AVAILABLE RECORDS:
►
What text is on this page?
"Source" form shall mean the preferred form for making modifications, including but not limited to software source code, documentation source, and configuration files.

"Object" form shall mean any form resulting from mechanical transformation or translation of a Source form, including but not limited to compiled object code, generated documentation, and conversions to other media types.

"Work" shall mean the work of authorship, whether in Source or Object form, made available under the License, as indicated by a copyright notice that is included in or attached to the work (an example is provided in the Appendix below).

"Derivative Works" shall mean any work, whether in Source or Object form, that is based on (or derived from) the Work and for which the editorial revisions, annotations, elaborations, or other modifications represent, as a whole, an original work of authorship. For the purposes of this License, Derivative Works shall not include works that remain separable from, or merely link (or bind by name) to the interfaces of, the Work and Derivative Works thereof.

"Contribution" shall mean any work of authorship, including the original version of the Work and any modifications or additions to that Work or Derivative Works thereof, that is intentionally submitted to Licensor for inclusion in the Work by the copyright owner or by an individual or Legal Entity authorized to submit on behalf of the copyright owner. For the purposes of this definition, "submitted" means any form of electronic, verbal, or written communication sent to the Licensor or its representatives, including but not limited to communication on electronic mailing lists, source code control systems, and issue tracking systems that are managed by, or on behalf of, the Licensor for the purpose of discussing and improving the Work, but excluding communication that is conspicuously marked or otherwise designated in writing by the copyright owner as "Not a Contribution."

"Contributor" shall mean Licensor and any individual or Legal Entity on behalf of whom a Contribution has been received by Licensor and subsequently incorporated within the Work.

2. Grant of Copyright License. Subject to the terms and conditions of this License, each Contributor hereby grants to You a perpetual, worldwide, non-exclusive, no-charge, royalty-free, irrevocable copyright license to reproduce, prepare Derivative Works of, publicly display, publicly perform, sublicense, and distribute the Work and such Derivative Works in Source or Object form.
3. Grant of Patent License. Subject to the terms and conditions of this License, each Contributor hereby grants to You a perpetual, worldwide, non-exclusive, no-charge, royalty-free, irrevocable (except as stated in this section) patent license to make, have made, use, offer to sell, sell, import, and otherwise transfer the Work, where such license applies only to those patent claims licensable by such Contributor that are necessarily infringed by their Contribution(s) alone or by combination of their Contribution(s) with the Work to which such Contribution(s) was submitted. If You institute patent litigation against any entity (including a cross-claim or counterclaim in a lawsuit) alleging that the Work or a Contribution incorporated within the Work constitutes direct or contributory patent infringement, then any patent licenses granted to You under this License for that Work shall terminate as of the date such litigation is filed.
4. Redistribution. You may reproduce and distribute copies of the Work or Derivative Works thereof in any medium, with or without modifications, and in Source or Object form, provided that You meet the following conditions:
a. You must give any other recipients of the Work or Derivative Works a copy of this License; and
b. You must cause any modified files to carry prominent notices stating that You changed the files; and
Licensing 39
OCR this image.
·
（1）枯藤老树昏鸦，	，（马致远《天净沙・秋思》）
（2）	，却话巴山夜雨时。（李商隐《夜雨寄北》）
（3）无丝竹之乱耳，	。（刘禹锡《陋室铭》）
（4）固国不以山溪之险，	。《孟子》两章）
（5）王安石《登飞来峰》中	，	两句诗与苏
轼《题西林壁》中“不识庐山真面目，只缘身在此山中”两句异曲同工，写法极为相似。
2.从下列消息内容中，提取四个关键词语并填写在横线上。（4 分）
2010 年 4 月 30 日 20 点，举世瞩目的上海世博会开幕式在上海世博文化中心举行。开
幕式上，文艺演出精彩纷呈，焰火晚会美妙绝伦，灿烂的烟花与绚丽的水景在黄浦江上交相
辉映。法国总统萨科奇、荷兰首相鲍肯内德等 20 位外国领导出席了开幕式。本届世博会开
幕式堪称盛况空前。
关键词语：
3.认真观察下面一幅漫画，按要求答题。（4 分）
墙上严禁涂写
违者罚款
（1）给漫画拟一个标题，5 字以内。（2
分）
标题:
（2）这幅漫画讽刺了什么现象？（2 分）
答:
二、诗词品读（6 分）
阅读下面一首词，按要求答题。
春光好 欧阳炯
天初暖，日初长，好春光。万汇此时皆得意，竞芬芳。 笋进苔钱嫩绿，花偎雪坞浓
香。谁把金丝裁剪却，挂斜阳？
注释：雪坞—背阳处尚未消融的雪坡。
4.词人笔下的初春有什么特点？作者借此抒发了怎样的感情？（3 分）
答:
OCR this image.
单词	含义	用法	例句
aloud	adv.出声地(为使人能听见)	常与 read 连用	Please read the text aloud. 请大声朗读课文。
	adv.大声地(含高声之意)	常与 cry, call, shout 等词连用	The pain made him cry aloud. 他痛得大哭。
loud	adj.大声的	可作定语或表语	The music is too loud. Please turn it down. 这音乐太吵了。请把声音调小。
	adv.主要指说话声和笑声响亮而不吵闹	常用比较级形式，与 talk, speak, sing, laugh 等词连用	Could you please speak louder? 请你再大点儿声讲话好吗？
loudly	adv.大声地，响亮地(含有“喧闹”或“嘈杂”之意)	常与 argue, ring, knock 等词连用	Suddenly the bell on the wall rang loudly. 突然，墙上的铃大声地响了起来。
◄
EXERCISE OBJECTIVE: Extract each line of the listing above, copying it word for word.

SOLUTION:
What text is on this page?
"Source" form shall mean the preferred form for making modifications, including but not limited to software source code, documentation source, and configuration files.

"Object" form shall mean any form resulting from mechanical transformation or translation of a Source form, including but not limited to compiled object code, generated documentation, and conversions to other media types.

"Work" shall mean the work of authorship, whether in Source or Object form, made available under the License, as indicated by a copyright notice that is included in or attached to the work (an example is provided in the Appendix below).

"Derivative Works" shall mean any work, whether in Source or Object form, that is based on (or derived from) the Work and for which the editorial revisions, annotations, elaborations, or other modifications represent, as a whole, an original work of authorship. For the purposes of this License, Derivative Works shall not include works that remain separable from, or merely link (or bind by name) to the interfaces of, the Work and Derivative Works thereof.

"Contribution" shall mean any work of authorship, including the original version of the Work and any modifications or additions to that Work or Derivative Works thereof, that is intentionally submitted to Licensor for inclusion in the Work by the copyright owner or by an individual or Legal Entity authorized to submit on behalf of the copyright owner. For the purposes of this definition, "submitted" means any form of electronic, verbal, or written communication sent to the Licensor or its representatives, including but not limited to communication on electronic mailing lists, source code control systems, and issue tracking systems that are managed by, or on behalf of, the Licensor for the purpose of discussing and improving the Work, but excluding communication that is conspicuously marked or otherwise designated in writing by the copyright owner as "Not a Contribution."

"Contributor" shall mean Licensor and any individual or Legal Entity on behalf of whom a Contribution has been received by Licensor and subsequently incorporated within the Work.

2. Grant of Copyright License. Subject to the terms and conditions of this License, each Contributor hereby grants to You a perpetual, worldwide, non-exclusive, no-charge, royalty-free, irrevocable copyright license to reproduce, prepare Derivative Works of, publicly display, publicly perform, sublicense, and distribute the Work and such Derivative Works in Source or Object form.
3. Grant of Patent License. Subject to the terms and conditions of this License, each Contributor hereby grants to You a perpetual, worldwide, non-exclusive, no-charge, royalty-free, irrevocable (except as stated in this section) patent license to make, have made, use, offer to sell, sell, import, and otherwise transfer the Work, where such license applies only to those patent claims licensable by such Contributor that are necessarily infringed by their Contribution(s) alone or by combination of their Contribution(s) with the Work to which such Contribution(s) was submitted. If You institute patent litigation against any entity (including a cross-claim or counterclaim in a lawsuit) alleging that the Work or a Contribution incorporated within the Work constitutes direct or contributory patent infringement, then any patent licenses granted to You under this License for that Work shall terminate as of the date such litigation is filed.
4. Redistribution. You may reproduce and distribute copies of the Work or Derivative Works thereof in any medium, with or without modifications, and in Source or Object form, provided that You meet the following conditions:
a. You must give any other recipients of the Work or Derivative Works a copy of this License; and
b. You must cause any modified files to carry prominent notices stating that You changed the files; and
Licensing 39
OCR this image.
·
（1）枯藤老树昏鸦，	，（马致远《天净沙・秋思》）
（2）	，却话巴山夜雨时。（李商隐《夜雨寄北》）
（3）无丝竹之乱耳，	。（刘禹锡《陋室铭》）
（4）固国不以山溪之险，	。《孟子》两章）
（5）王安石《登飞来峰》中	，	两句诗与苏
轼《题西林壁》中“不识庐山真面目，只缘身在此山中”两句异曲同工，写法极为相似。
2.从下列消息内容中，提取四个关键词语并填写在横线上。（4 分）
2010 年 4 月 30 日 20 点，举世瞩目的上海世博会开幕式在上海世博文化中心举行。开
幕式上，文艺演出精彩纷呈，焰火晚会美妙绝伦，灿烂的烟花与绚丽的水景在黄浦江上交相
辉映。法国总统萨科奇、荷兰首相鲍肯内德等 20 位外国领导出席了开幕式。本届世博会开
幕式堪称盛况空前。
关键词语：
3.认真观察下面一幅漫画，按要求答题。（4 分）
墙上严禁涂写
违者罚款
（1）给漫画拟一个标题，5 字以内。（2
分）
标题:
（2）这幅漫画讽刺了什么现象？（2 分）
答:
二、诗词品读（6 分）
阅读下面一首词，按要求答题。
春光好 欧阳炯
天初暖，日初长，好春光。万汇此时皆得意，竞芬芳。 笋进苔钱嫩绿，花偎雪坞浓
香。谁把金丝裁剪却，挂斜阳？
注释：雪坞—背阳处尚未消融的雪坡。
4.词人笔下的初春有什么特点？作者借此抒发了怎样的感情？（3 分）
答:
OCR this image.
单词	含义	用法	例句
aloud	adv.出声地(为使人能听见)	常与 read 连用	Please read the text aloud. 请大声朗读课文。
	adv.大声地(含高声之意)	常与 cry, call, shout 等词连用	The pain made him cry aloud. 他痛得大哭。
loud	adj.大声的	可作定语或表语	The music is too loud. Please turn it down. 这音乐太吵了。请把声音调小。
	adv.主要指说话声和笑声响亮而不吵闹	常用比较级形式，与 talk, speak, sing, laugh 等词连用	Could you please speak louder? 请你再大点儿声讲话好吗？
loudly	adv.大声地，响亮地(含有“喧闹”或“嘈杂”之意)	常与 argue, ring, knock 等词连用	Suddenly the bell on the wall rang loudly. 突然，墙上的铃大声地响了起来。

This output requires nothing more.